==== TASK INPUT

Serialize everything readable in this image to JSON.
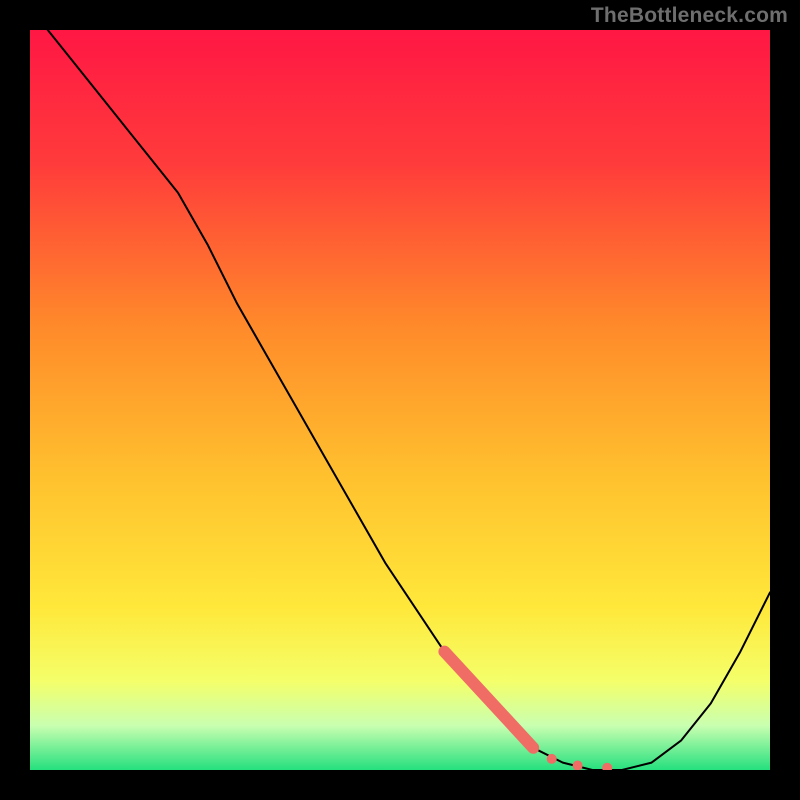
{
  "watermark": "TheBottleneck.com",
  "colors": {
    "gradient_stops": [
      {
        "offset": "0%",
        "color": "#ff1744"
      },
      {
        "offset": "18%",
        "color": "#ff3b3b"
      },
      {
        "offset": "40%",
        "color": "#ff8a2a"
      },
      {
        "offset": "60%",
        "color": "#ffc02e"
      },
      {
        "offset": "78%",
        "color": "#ffe83a"
      },
      {
        "offset": "88%",
        "color": "#f4ff6a"
      },
      {
        "offset": "94%",
        "color": "#c9ffb0"
      },
      {
        "offset": "100%",
        "color": "#25e07e"
      }
    ],
    "curve_stroke": "#000000",
    "marker_fill": "#ef6d65",
    "frame_bg": "#000000"
  },
  "chart_data": {
    "type": "line",
    "title": "",
    "xlabel": "",
    "ylabel": "",
    "xlim": [
      0,
      100
    ],
    "ylim": [
      0,
      100
    ],
    "grid": false,
    "legend": false,
    "series": [
      {
        "name": "bottleneck-curve",
        "x": [
          0,
          4,
          8,
          12,
          16,
          20,
          24,
          28,
          32,
          36,
          40,
          44,
          48,
          52,
          56,
          60,
          64,
          68,
          72,
          76,
          80,
          84,
          88,
          92,
          96,
          100
        ],
        "y": [
          103,
          98,
          93,
          88,
          83,
          78,
          71,
          63,
          56,
          49,
          42,
          35,
          28,
          22,
          16,
          11,
          7,
          3,
          1,
          0,
          0,
          1,
          4,
          9,
          16,
          24
        ]
      }
    ],
    "markers": {
      "name": "critical-region",
      "color": "#ef6d65",
      "segment": {
        "x1": 56,
        "y1": 16,
        "x2": 68,
        "y2": 3,
        "width": 12
      },
      "dots": [
        {
          "x": 70.5,
          "y": 1.5,
          "r": 5
        },
        {
          "x": 74,
          "y": 0.6,
          "r": 5
        },
        {
          "x": 78,
          "y": 0.3,
          "r": 5
        }
      ]
    }
  }
}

========

Output the full set of records above without changing a word, and drop the images.

Serialize everything readable in this image to JSON.
{
  "watermark": "TheBottleneck.com",
  "colors": {
    "gradient_stops": [
      {
        "offset": "0%",
        "color": "#ff1744"
      },
      {
        "offset": "18%",
        "color": "#ff3b3b"
      },
      {
        "offset": "40%",
        "color": "#ff8a2a"
      },
      {
        "offset": "60%",
        "color": "#ffc02e"
      },
      {
        "offset": "78%",
        "color": "#ffe83a"
      },
      {
        "offset": "88%",
        "color": "#f4ff6a"
      },
      {
        "offset": "94%",
        "color": "#c9ffb0"
      },
      {
        "offset": "100%",
        "color": "#25e07e"
      }
    ],
    "curve_stroke": "#000000",
    "marker_fill": "#ef6d65",
    "frame_bg": "#000000"
  },
  "chart_data": {
    "type": "line",
    "title": "",
    "xlabel": "",
    "ylabel": "",
    "xlim": [
      0,
      100
    ],
    "ylim": [
      0,
      100
    ],
    "grid": false,
    "legend": false,
    "series": [
      {
        "name": "bottleneck-curve",
        "x": [
          0,
          4,
          8,
          12,
          16,
          20,
          24,
          28,
          32,
          36,
          40,
          44,
          48,
          52,
          56,
          60,
          64,
          68,
          72,
          76,
          80,
          84,
          88,
          92,
          96,
          100
        ],
        "y": [
          103,
          98,
          93,
          88,
          83,
          78,
          71,
          63,
          56,
          49,
          42,
          35,
          28,
          22,
          16,
          11,
          7,
          3,
          1,
          0,
          0,
          1,
          4,
          9,
          16,
          24
        ]
      }
    ],
    "markers": {
      "name": "critical-region",
      "color": "#ef6d65",
      "segment": {
        "x1": 56,
        "y1": 16,
        "x2": 68,
        "y2": 3,
        "width": 12
      },
      "dots": [
        {
          "x": 70.5,
          "y": 1.5,
          "r": 5
        },
        {
          "x": 74,
          "y": 0.6,
          "r": 5
        },
        {
          "x": 78,
          "y": 0.3,
          "r": 5
        }
      ]
    }
  }
}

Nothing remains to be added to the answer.